SET PROBLEM - Exact repetition is required: output every record in full.
========================
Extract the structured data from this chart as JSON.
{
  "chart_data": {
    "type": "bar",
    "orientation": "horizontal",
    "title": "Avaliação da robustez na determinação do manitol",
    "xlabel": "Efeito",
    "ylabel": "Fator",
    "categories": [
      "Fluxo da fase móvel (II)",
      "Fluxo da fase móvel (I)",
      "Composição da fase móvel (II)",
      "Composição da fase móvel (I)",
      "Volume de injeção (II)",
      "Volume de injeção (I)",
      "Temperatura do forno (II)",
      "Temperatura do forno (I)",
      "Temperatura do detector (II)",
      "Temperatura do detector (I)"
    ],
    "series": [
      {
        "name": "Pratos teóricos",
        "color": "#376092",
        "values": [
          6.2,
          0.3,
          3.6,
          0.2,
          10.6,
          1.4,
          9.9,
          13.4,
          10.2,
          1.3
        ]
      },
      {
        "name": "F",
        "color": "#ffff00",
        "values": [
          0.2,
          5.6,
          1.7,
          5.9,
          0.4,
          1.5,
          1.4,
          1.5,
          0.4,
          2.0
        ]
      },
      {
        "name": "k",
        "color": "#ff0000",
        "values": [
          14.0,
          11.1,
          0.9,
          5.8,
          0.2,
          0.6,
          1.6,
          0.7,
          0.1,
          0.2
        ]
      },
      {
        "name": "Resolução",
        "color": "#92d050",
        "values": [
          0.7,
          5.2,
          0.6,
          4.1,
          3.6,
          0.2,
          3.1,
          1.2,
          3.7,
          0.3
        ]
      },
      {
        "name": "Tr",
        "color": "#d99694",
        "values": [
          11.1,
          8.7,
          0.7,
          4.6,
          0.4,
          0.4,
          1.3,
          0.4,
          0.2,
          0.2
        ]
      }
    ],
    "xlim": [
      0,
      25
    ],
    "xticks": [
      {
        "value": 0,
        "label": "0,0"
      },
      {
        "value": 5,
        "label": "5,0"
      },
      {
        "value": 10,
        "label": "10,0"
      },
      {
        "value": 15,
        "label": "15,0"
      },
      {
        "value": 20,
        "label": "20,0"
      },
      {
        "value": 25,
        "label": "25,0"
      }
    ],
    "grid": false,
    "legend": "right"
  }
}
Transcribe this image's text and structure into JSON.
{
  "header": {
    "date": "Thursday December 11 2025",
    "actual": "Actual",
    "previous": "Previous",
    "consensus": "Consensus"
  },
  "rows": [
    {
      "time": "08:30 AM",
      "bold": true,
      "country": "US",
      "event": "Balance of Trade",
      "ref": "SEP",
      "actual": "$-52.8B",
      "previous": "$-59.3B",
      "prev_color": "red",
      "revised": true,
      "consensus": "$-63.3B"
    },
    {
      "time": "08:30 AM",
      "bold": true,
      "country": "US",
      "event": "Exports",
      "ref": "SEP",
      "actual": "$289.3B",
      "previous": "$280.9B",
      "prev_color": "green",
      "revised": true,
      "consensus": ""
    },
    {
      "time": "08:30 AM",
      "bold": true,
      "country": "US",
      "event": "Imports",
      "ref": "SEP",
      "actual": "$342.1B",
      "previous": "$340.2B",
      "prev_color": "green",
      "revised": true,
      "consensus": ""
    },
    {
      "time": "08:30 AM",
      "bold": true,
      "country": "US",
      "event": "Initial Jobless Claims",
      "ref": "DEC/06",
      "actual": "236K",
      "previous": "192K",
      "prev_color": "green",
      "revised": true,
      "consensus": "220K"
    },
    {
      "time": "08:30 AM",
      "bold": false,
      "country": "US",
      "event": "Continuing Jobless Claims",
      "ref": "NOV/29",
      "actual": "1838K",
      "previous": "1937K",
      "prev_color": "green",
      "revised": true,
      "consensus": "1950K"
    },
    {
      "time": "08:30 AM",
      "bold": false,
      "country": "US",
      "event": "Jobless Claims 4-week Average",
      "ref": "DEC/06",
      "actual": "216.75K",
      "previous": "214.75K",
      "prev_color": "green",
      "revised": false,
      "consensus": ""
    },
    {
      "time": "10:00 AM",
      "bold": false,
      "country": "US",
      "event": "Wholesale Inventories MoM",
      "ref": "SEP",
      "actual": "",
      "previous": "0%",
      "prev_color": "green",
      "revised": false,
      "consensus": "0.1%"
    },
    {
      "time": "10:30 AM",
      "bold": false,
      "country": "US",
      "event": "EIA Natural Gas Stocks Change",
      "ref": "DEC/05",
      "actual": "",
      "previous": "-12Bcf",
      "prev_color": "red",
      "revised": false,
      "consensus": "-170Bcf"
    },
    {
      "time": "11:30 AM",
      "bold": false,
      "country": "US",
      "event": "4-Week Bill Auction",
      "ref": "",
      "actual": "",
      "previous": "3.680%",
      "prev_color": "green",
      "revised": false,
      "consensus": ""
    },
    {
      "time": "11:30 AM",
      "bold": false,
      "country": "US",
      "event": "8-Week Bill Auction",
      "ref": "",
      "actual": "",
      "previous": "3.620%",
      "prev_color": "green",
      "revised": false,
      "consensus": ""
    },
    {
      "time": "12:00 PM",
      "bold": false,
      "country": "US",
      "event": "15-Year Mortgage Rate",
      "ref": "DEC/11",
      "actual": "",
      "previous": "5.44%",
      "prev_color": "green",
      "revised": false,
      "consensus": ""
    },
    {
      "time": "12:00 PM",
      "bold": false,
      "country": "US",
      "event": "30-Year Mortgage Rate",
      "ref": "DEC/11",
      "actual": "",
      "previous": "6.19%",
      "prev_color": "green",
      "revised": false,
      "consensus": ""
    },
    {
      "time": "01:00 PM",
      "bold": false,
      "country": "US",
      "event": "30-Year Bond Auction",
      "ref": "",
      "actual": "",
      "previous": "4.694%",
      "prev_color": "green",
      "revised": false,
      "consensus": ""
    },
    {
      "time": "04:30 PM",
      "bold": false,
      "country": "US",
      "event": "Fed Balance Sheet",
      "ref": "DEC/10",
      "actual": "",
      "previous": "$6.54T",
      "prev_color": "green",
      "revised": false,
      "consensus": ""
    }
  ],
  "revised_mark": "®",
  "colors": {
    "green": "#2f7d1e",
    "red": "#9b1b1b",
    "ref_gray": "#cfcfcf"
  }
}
========================
EXERCISE OUTPUT -
Extract the structured data from this chart as JSON.
{
  "chart_data": {
    "type": "bar",
    "orientation": "horizontal",
    "title": "Avaliação da robustez na determinação do manitol",
    "xlabel": "Efeito",
    "ylabel": "Fator",
    "categories": [
      "Fluxo da fase móvel (II)",
      "Fluxo da fase móvel (I)",
      "Composição da fase móvel (II)",
      "Composição da fase móvel (I)",
      "Volume de injeção (II)",
      "Volume de injeção (I)",
      "Temperatura do forno (II)",
      "Temperatura do forno (I)",
      "Temperatura do detector (II)",
      "Temperatura do detector (I)"
    ],
    "series": [
      {
        "name": "Pratos teóricos",
        "color": "#376092",
        "values": [
          6.2,
          0.3,
          3.6,
          0.2,
          10.6,
          1.4,
          9.9,
          13.4,
          10.2,
          1.3
        ]
      },
      {
        "name": "F",
        "color": "#ffff00",
        "values": [
          0.2,
          5.6,
          1.7,
          5.9,
          0.4,
          1.5,
          1.4,
          1.5,
          0.4,
          2.0
        ]
      },
      {
        "name": "k",
        "color": "#ff0000",
        "values": [
          14.0,
          11.1,
          0.9,
          5.8,
          0.2,
          0.6,
          1.6,
          0.7,
          0.1,
          0.2
        ]
      },
      {
        "name": "Resolução",
        "color": "#92d050",
        "values": [
          0.7,
          5.2,
          0.6,
          4.1,
          3.6,
          0.2,
          3.1,
          1.2,
          3.7,
          0.3
        ]
      },
      {
        "name": "Tr",
        "color": "#d99694",
        "values": [
          11.1,
          8.7,
          0.7,
          4.6,
          0.4,
          0.4,
          1.3,
          0.4,
          0.2,
          0.2
        ]
      }
    ],
    "xlim": [
      0,
      25
    ],
    "xticks": [
      {
        "value": 0,
        "label": "0,0"
      },
      {
        "value": 5,
        "label": "5,0"
      },
      {
        "value": 10,
        "label": "10,0"
      },
      {
        "value": 15,
        "label": "15,0"
      },
      {
        "value": 20,
        "label": "20,0"
      },
      {
        "value": 25,
        "label": "25,0"
      }
    ],
    "grid": false,
    "legend": "right"
  }
}
Transcribe this image's text and structure into JSON.
{
  "header": {
    "date": "Thursday December 11 2025",
    "actual": "Actual",
    "previous": "Previous",
    "consensus": "Consensus"
  },
  "rows": [
    {
      "time": "08:30 AM",
      "bold": true,
      "country": "US",
      "event": "Balance of Trade",
      "ref": "SEP",
      "actual": "$-52.8B",
      "previous": "$-59.3B",
      "prev_color": "red",
      "revised": true,
      "consensus": "$-63.3B"
    },
    {
      "time": "08:30 AM",
      "bold": true,
      "country": "US",
      "event": "Exports",
      "ref": "SEP",
      "actual": "$289.3B",
      "previous": "$280.9B",
      "prev_color": "green",
      "revised": true,
      "consensus": ""
    },
    {
      "time": "08:30 AM",
      "bold": true,
      "country": "US",
      "event": "Imports",
      "ref": "SEP",
      "actual": "$342.1B",
      "previous": "$340.2B",
      "prev_color": "green",
      "revised": true,
      "consensus": ""
    },
    {
      "time": "08:30 AM",
      "bold": true,
      "country": "US",
      "event": "Initial Jobless Claims",
      "ref": "DEC/06",
      "actual": "236K",
      "previous": "192K",
      "prev_color": "green",
      "revised": true,
      "consensus": "220K"
    },
    {
      "time": "08:30 AM",
      "bold": false,
      "country": "US",
      "event": "Continuing Jobless Claims",
      "ref": "NOV/29",
      "actual": "1838K",
      "previous": "1937K",
      "prev_color": "green",
      "revised": true,
      "consensus": "1950K"
    },
    {
      "time": "08:30 AM",
      "bold": false,
      "country": "US",
      "event": "Jobless Claims 4-week Average",
      "ref": "DEC/06",
      "actual": "216.75K",
      "previous": "214.75K",
      "prev_color": "green",
      "revised": false,
      "consensus": ""
    },
    {
      "time": "10:00 AM",
      "bold": false,
      "country": "US",
      "event": "Wholesale Inventories MoM",
      "ref": "SEP",
      "actual": "",
      "previous": "0%",
      "prev_color": "green",
      "revised": false,
      "consensus": "0.1%"
    },
    {
      "time": "10:30 AM",
      "bold": false,
      "country": "US",
      "event": "EIA Natural Gas Stocks Change",
      "ref": "DEC/05",
      "actual": "",
      "previous": "-12Bcf",
      "prev_color": "red",
      "revised": false,
      "consensus": "-170Bcf"
    },
    {
      "time": "11:30 AM",
      "bold": false,
      "country": "US",
      "event": "4-Week Bill Auction",
      "ref": "",
      "actual": "",
      "previous": "3.680%",
      "prev_color": "green",
      "revised": false,
      "consensus": ""
    },
    {
      "time": "11:30 AM",
      "bold": false,
      "country": "US",
      "event": "8-Week Bill Auction",
      "ref": "",
      "actual": "",
      "previous": "3.620%",
      "prev_color": "green",
      "revised": false,
      "consensus": ""
    },
    {
      "time": "12:00 PM",
      "bold": false,
      "country": "US",
      "event": "15-Year Mortgage Rate",
      "ref": "DEC/11",
      "actual": "",
      "previous": "5.44%",
      "prev_color": "green",
      "revised": false,
      "consensus": ""
    },
    {
      "time": "12:00 PM",
      "bold": false,
      "country": "US",
      "event": "30-Year Mortgage Rate",
      "ref": "DEC/11",
      "actual": "",
      "previous": "6.19%",
      "prev_color": "green",
      "revised": false,
      "consensus": ""
    },
    {
      "time": "01:00 PM",
      "bold": false,
      "country": "US",
      "event": "30-Year Bond Auction",
      "ref": "",
      "actual": "",
      "previous": "4.694%",
      "prev_color": "green",
      "revised": false,
      "consensus": ""
    },
    {
      "time": "04:30 PM",
      "bold": false,
      "country": "US",
      "event": "Fed Balance Sheet",
      "ref": "DEC/10",
      "actual": "",
      "previous": "$6.54T",
      "prev_color": "green",
      "revised": false,
      "consensus": ""
    }
  ],
  "revised_mark": "®",
  "colors": {
    "green": "#2f7d1e",
    "red": "#9b1b1b",
    "ref_gray": "#cfcfcf"
  }
}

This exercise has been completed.